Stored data
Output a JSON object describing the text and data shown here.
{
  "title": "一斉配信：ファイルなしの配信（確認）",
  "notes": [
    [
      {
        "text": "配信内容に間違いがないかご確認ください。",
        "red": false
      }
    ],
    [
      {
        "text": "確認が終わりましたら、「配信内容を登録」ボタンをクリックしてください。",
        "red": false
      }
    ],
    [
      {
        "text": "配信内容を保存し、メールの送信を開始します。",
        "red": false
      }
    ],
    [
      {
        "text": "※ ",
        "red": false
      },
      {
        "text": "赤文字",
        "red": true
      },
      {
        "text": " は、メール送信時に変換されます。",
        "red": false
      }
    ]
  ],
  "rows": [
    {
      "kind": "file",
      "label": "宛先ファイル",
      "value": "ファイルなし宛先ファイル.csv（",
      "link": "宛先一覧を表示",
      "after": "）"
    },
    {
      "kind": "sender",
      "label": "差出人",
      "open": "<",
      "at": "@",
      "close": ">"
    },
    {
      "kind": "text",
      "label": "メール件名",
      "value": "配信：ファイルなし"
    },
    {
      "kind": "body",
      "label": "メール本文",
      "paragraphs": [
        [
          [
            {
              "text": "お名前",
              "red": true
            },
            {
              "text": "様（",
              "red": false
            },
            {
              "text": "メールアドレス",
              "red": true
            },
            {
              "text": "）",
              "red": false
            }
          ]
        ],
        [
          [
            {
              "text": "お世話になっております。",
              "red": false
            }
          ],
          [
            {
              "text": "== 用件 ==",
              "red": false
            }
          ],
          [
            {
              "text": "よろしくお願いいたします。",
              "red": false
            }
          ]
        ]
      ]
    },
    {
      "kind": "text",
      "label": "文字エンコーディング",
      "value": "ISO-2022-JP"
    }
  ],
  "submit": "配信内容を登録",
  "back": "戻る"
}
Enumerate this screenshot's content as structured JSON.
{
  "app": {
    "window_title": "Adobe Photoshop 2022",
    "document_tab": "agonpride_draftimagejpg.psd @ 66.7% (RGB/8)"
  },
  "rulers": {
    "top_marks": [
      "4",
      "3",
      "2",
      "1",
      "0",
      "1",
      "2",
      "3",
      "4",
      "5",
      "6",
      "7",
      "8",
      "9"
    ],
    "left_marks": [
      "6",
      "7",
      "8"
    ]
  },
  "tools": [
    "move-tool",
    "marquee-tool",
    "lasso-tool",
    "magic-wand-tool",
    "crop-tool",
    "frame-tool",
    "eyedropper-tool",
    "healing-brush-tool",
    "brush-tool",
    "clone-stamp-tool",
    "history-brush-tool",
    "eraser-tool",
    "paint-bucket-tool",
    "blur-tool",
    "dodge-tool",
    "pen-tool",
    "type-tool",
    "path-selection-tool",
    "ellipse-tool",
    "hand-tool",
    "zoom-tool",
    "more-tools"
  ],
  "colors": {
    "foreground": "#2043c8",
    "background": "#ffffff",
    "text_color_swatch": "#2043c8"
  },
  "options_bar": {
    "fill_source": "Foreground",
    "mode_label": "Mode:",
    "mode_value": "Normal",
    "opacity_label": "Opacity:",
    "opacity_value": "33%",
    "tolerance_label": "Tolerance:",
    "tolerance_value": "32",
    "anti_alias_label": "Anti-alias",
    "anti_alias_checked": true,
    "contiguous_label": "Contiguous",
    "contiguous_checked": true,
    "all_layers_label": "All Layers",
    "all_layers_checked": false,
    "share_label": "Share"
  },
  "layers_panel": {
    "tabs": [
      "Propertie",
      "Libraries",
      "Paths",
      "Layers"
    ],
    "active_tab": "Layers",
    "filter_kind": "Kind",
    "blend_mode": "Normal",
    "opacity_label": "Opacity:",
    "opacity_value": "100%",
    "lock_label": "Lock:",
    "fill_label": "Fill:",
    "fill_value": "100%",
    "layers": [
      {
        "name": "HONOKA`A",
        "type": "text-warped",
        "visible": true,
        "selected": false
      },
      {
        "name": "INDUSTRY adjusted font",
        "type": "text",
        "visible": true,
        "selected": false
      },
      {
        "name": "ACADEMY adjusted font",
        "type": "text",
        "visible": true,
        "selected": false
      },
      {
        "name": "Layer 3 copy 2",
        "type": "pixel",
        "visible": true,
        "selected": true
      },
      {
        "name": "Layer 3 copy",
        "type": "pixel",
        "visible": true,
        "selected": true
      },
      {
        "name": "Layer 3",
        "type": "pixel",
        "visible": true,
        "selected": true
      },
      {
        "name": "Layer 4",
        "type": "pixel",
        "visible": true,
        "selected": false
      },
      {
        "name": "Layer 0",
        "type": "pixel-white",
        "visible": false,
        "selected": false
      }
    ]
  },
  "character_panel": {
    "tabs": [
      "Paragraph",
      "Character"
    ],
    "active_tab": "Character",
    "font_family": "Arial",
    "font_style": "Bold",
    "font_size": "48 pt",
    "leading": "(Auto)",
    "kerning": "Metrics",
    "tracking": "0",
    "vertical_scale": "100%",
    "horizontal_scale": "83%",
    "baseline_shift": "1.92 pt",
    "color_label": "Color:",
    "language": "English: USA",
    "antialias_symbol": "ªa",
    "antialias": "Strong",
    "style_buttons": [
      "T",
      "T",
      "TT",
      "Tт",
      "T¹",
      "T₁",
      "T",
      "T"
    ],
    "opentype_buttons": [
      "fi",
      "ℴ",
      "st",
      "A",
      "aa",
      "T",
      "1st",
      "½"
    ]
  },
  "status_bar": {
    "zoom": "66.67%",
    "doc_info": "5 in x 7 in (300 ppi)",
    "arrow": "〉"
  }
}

• [Request]: Report the number of lines in the entries above that include the word "配信内容を登録" and add nothing to it.

• [Worked solution]: 2